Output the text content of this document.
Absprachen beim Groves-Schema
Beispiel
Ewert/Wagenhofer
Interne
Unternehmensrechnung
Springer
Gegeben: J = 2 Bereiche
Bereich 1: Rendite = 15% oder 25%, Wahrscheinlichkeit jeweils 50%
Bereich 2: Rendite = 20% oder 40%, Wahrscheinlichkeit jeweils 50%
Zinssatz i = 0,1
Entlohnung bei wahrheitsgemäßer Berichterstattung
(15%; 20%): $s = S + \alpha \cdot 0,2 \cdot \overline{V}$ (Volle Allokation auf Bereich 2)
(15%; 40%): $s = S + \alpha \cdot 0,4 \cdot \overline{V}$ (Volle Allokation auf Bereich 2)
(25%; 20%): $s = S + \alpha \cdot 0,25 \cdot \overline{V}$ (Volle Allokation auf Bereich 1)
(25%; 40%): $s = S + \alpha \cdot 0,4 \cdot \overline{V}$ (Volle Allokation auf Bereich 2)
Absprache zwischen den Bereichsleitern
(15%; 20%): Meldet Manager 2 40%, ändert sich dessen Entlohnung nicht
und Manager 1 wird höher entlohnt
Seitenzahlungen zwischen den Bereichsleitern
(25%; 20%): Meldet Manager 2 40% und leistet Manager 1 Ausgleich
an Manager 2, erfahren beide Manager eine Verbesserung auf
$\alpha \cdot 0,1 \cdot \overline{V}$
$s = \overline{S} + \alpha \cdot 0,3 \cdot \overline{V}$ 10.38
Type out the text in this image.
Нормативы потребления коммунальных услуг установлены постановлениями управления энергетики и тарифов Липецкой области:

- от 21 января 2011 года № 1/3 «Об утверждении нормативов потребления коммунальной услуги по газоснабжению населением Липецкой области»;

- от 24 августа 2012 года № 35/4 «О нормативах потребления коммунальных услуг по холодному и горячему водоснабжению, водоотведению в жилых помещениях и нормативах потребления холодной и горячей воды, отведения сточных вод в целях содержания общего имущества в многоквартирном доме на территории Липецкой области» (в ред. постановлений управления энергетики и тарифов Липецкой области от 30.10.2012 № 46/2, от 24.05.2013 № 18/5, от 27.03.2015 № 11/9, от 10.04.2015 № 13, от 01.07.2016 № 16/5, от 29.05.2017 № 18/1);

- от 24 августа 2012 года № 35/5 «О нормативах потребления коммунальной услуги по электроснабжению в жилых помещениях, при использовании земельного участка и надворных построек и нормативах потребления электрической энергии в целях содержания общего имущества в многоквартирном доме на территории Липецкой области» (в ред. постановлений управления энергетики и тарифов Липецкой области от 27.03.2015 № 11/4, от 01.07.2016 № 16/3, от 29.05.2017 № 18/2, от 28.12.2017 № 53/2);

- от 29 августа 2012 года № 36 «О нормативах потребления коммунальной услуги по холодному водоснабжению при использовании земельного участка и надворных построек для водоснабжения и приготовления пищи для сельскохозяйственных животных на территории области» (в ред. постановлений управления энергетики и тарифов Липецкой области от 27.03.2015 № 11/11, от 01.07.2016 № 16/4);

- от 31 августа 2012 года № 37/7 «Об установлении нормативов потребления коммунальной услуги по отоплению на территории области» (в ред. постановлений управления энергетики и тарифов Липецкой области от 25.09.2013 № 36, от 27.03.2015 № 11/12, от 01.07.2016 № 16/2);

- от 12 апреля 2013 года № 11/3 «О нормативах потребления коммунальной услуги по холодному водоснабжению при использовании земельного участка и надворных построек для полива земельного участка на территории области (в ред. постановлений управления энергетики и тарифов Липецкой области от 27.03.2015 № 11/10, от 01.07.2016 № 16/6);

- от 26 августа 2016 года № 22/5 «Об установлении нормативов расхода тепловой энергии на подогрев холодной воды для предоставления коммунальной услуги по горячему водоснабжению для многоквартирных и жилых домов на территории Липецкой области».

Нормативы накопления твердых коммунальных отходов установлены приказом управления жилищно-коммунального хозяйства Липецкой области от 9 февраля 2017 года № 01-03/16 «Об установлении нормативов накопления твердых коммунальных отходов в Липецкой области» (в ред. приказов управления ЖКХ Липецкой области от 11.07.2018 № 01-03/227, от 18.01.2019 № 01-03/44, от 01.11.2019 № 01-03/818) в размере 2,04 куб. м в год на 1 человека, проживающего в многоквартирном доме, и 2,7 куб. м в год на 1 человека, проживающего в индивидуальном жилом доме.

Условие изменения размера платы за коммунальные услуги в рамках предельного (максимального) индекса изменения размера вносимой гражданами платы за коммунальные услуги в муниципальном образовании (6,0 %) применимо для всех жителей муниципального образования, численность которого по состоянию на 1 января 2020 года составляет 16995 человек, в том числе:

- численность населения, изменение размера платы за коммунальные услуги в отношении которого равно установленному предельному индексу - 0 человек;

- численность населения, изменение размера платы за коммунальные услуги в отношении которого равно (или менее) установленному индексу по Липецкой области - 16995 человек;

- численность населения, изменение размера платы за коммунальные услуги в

┄┄┄┄┄┄┄┄┄┄┄┄┄┄┄┄┄┄┄┄

(Requirements):
Extract, word for word, each line of the listing above.

(Solution):
Output the text content of this document.
Absprachen beim Groves-Schema
Beispiel
Ewert/Wagenhofer
Interne
Unternehmensrechnung
Springer
Gegeben: J = 2 Bereiche
Bereich 1: Rendite = 15% oder 25%, Wahrscheinlichkeit jeweils 50%
Bereich 2: Rendite = 20% oder 40%, Wahrscheinlichkeit jeweils 50%
Zinssatz i = 0,1
Entlohnung bei wahrheitsgemäßer Berichterstattung
(15%; 20%): $s = S + \alpha \cdot 0,2 \cdot \overline{V}$ (Volle Allokation auf Bereich 2)
(15%; 40%): $s = S + \alpha \cdot 0,4 \cdot \overline{V}$ (Volle Allokation auf Bereich 2)
(25%; 20%): $s = S + \alpha \cdot 0,25 \cdot \overline{V}$ (Volle Allokation auf Bereich 1)
(25%; 40%): $s = S + \alpha \cdot 0,4 \cdot \overline{V}$ (Volle Allokation auf Bereich 2)
Absprache zwischen den Bereichsleitern
(15%; 20%): Meldet Manager 2 40%, ändert sich dessen Entlohnung nicht
und Manager 1 wird höher entlohnt
Seitenzahlungen zwischen den Bereichsleitern
(25%; 20%): Meldet Manager 2 40% und leistet Manager 1 Ausgleich
an Manager 2, erfahren beide Manager eine Verbesserung auf
$\alpha \cdot 0,1 \cdot \overline{V}$
$s = \overline{S} + \alpha \cdot 0,3 \cdot \overline{V}$ 10.38
Type out the text in this image.
Нормативы потребления коммунальных услуг установлены постановлениями управления энергетики и тарифов Липецкой области:

- от 21 января 2011 года № 1/3 «Об утверждении нормативов потребления коммунальной услуги по газоснабжению населением Липецкой области»;

- от 24 августа 2012 года № 35/4 «О нормативах потребления коммунальных услуг по холодному и горячему водоснабжению, водоотведению в жилых помещениях и нормативах потребления холодной и горячей воды, отведения сточных вод в целях содержания общего имущества в многоквартирном доме на территории Липецкой области» (в ред. постановлений управления энергетики и тарифов Липецкой области от 30.10.2012 № 46/2, от 24.05.2013 № 18/5, от 27.03.2015 № 11/9, от 10.04.2015 № 13, от 01.07.2016 № 16/5, от 29.05.2017 № 18/1);

- от 24 августа 2012 года № 35/5 «О нормативах потребления коммунальной услуги по электроснабжению в жилых помещениях, при использовании земельного участка и надворных построек и нормативах потребления электрической энергии в целях содержания общего имущества в многоквартирном доме на территории Липецкой области» (в ред. постановлений управления энергетики и тарифов Липецкой области от 27.03.2015 № 11/4, от 01.07.2016 № 16/3, от 29.05.2017 № 18/2, от 28.12.2017 № 53/2);

- от 29 августа 2012 года № 36 «О нормативах потребления коммунальной услуги по холодному водоснабжению при использовании земельного участка и надворных построек для водоснабжения и приготовления пищи для сельскохозяйственных животных на территории области» (в ред. постановлений управления энергетики и тарифов Липецкой области от 27.03.2015 № 11/11, от 01.07.2016 № 16/4);

- от 31 августа 2012 года № 37/7 «Об установлении нормативов потребления коммунальной услуги по отоплению на территории области» (в ред. постановлений управления энергетики и тарифов Липецкой области от 25.09.2013 № 36, от 27.03.2015 № 11/12, от 01.07.2016 № 16/2);

- от 12 апреля 2013 года № 11/3 «О нормативах потребления коммунальной услуги по холодному водоснабжению при использовании земельного участка и надворных построек для полива земельного участка на территории области (в ред. постановлений управления энергетики и тарифов Липецкой области от 27.03.2015 № 11/10, от 01.07.2016 № 16/6);

- от 26 августа 2016 года № 22/5 «Об установлении нормативов расхода тепловой энергии на подогрев холодной воды для предоставления коммунальной услуги по горячему водоснабжению для многоквартирных и жилых домов на территории Липецкой области».

Нормативы накопления твердых коммунальных отходов установлены приказом управления жилищно-коммунального хозяйства Липецкой области от 9 февраля 2017 года № 01-03/16 «Об установлении нормативов накопления твердых коммунальных отходов в Липецкой области» (в ред. приказов управления ЖКХ Липецкой области от 11.07.2018 № 01-03/227, от 18.01.2019 № 01-03/44, от 01.11.2019 № 01-03/818) в размере 2,04 куб. м в год на 1 человека, проживающего в многоквартирном доме, и 2,7 куб. м в год на 1 человека, проживающего в индивидуальном жилом доме.

Условие изменения размера платы за коммунальные услуги в рамках предельного (максимального) индекса изменения размера вносимой гражданами платы за коммунальные услуги в муниципальном образовании (6,0 %) применимо для всех жителей муниципального образования, численность которого по состоянию на 1 января 2020 года составляет 16995 человек, в том числе:

- численность населения, изменение размера платы за коммунальные услуги в отношении которого равно установленному предельному индексу - 0 человек;

- численность населения, изменение размера платы за коммунальные услуги в отношении которого равно (или менее) установленному индексу по Липецкой области - 16995 человек;

- численность населения, изменение размера платы за коммунальные услуги в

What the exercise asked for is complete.